==== Given data
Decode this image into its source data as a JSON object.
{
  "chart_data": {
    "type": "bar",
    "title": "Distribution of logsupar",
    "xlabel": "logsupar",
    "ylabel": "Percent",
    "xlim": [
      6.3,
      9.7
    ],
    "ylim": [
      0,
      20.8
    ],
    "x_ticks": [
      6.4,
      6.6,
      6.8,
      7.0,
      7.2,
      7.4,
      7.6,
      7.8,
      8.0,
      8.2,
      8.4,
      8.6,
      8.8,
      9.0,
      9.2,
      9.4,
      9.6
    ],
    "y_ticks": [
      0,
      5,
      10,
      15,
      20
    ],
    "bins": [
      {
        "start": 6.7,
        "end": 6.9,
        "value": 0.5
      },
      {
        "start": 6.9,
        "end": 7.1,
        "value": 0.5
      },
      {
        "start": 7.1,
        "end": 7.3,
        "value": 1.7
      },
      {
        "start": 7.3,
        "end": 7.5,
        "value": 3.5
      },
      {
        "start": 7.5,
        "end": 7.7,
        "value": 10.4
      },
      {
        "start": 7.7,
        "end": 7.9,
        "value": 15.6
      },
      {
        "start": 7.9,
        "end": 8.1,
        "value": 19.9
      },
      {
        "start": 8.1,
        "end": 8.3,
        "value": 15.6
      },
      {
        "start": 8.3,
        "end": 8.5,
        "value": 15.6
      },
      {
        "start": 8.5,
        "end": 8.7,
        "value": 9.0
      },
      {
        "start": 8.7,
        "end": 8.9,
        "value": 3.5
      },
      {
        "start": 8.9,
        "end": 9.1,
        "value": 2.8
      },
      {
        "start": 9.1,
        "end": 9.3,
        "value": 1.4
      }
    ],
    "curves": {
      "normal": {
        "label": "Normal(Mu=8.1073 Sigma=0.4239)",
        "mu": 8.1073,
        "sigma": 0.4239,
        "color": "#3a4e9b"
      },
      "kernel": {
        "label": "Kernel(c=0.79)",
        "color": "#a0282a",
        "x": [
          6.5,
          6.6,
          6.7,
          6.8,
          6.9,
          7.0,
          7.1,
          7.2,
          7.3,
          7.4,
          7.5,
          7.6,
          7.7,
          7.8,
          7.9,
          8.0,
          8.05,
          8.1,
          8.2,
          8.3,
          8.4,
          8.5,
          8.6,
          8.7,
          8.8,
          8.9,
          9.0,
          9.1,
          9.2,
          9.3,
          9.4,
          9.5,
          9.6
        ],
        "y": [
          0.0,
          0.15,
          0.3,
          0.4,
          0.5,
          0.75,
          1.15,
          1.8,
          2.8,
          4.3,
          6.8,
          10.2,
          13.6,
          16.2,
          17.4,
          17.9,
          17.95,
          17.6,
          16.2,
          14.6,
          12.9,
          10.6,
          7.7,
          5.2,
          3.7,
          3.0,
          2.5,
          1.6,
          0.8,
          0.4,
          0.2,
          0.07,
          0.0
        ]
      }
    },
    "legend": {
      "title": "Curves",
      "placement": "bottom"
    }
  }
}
========
• Problem to work on
Find the lines above holding the word "title" and show them.

• Result
    "title": "Distribution of logsupar",
      "title": "Curves",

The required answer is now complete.